Collection entries
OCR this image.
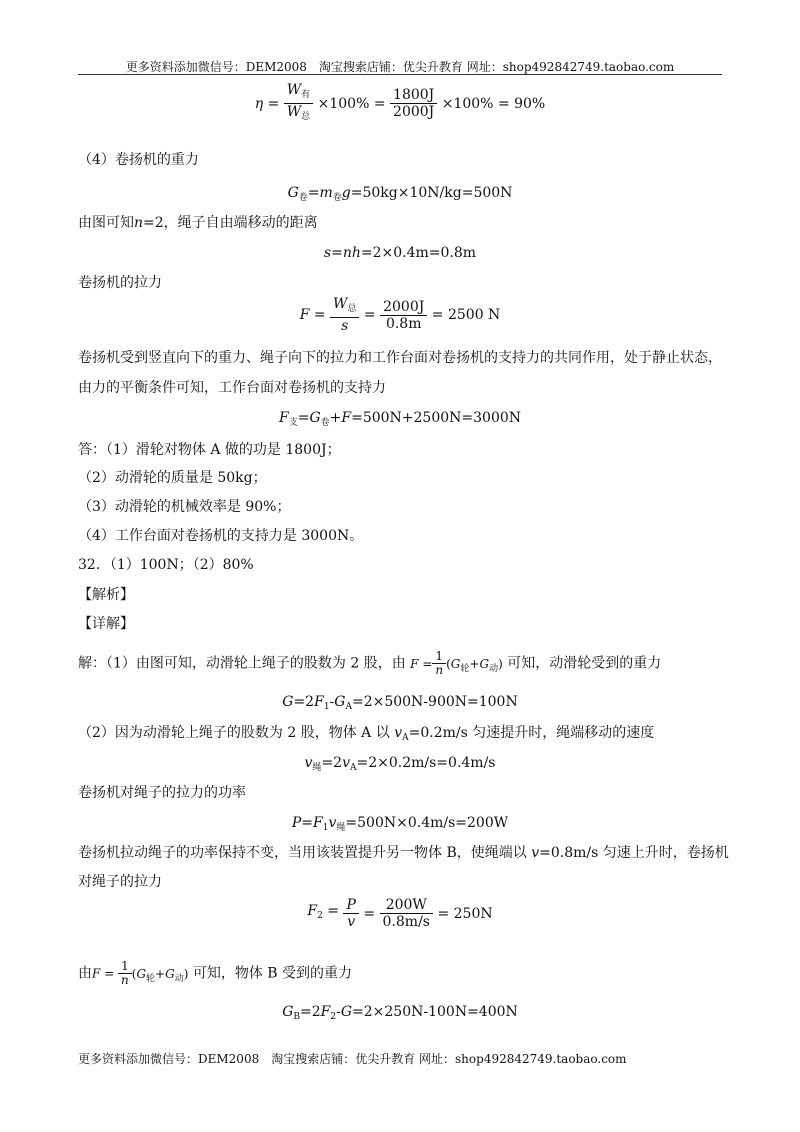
更多资料添加微信号：DEM2008　淘宝搜索店铺：优尖升教育 网址：shop492842749.taobao.com
$\eta = \frac{W_有}{W_总} \times 100\% = \frac{1800J}{2000J} \times 100\% = 90\%$
（4）卷扬机的重力
$G_卷=m_卷g=50kg\times 10N/kg=500N$
由图可知n=2，绳子自由端移动的距离
s=nh=2×0.4m=0.8m
卷扬机的拉力
$F = \frac{W_总}{s} = \frac{2000J}{0.8m} = 2500$ N
卷扬机受到竖直向下的重力、绳子向下的拉力和工作台面对卷扬机的支持力的共同作用，处于静止状态，
由力的平衡条件可知，工作台面对卷扬机的支持力
$F_支=G_卷+F=500N+2500N=3000N$
答：（1）滑轮对物体 A 做的功是 1800J；
（2）动滑轮的质量是 50kg；
（3）动滑轮的机械效率是 90%；
（4）工作台面对卷扬机的支持力是 3000N。
32．（1）100N；（2）80%
【解析】
【详解】
解：（1）由图可知，动滑轮上绳子的股数为 2 股，由 $F = \frac{1}{n} (G_轮+G_动)$ 可知，动滑轮受到的重力
$G=2F_1-G_A=2\times 500N-900N=100N$
（2）因为动滑轮上绳子的股数为 2 股，物体 A 以 $v_A=0.2m/s$ 匀速提升时，绳端移动的速度
$v_绳=2v_A=2\times 0.2m/s=0.4m/s$
卷扬机对绳子的拉力的功率
$P=F_1v_绳=500N\times 0.4m/s=200W$
卷扬机拉动绳子的功率保持不变，当用该装置提升另一物体 B，使绳端以 v=0.8m/s 匀速上升时，卷扬机
对绳子的拉力
$F_2 = \frac{P}{v} = \frac{200W}{0.8m/s} = 250N$
由$F = \frac{1}{n} (G_轮+G_动)$ 可知，物体 B 受到的重力
$G_B=2F_2-G=2\times 250N-100N=400N$
更多资料添加微信号：DEM2008　淘宝搜索店铺：优尖升教育 网址：shop492842749.taobao.com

> [WHAT YOU HAVE TO DO] Set down the lines of the records above exactly, apart from the pictures.

> [OUTPUT BELOW]
OCR this image.
更多资料添加微信号：DEM2008　淘宝搜索店铺：优尖升教育 网址：shop492842749.taobao.com
$\eta = \frac{W_有}{W_总} \times 100\% = \frac{1800J}{2000J} \times 100\% = 90\%$
（4）卷扬机的重力
$G_卷=m_卷g=50kg\times 10N/kg=500N$
由图可知n=2，绳子自由端移动的距离
s=nh=2×0.4m=0.8m
卷扬机的拉力
$F = \frac{W_总}{s} = \frac{2000J}{0.8m} = 2500$ N
卷扬机受到竖直向下的重力、绳子向下的拉力和工作台面对卷扬机的支持力的共同作用，处于静止状态，
由力的平衡条件可知，工作台面对卷扬机的支持力
$F_支=G_卷+F=500N+2500N=3000N$
答：（1）滑轮对物体 A 做的功是 1800J；
（2）动滑轮的质量是 50kg；
（3）动滑轮的机械效率是 90%；
（4）工作台面对卷扬机的支持力是 3000N。
32．（1）100N；（2）80%
【解析】
【详解】
解：（1）由图可知，动滑轮上绳子的股数为 2 股，由 $F = \frac{1}{n} (G_轮+G_动)$ 可知，动滑轮受到的重力
$G=2F_1-G_A=2\times 500N-900N=100N$
（2）因为动滑轮上绳子的股数为 2 股，物体 A 以 $v_A=0.2m/s$ 匀速提升时，绳端移动的速度
$v_绳=2v_A=2\times 0.2m/s=0.4m/s$
卷扬机对绳子的拉力的功率
$P=F_1v_绳=500N\times 0.4m/s=200W$
卷扬机拉动绳子的功率保持不变，当用该装置提升另一物体 B，使绳端以 v=0.8m/s 匀速上升时，卷扬机
对绳子的拉力
$F_2 = \frac{P}{v} = \frac{200W}{0.8m/s} = 250N$
由$F = \frac{1}{n} (G_轮+G_动)$ 可知，物体 B 受到的重力
$G_B=2F_2-G=2\times 250N-100N=400N$
更多资料添加微信号：DEM2008　淘宝搜索店铺：优尖升教育 网址：shop492842749.taobao.com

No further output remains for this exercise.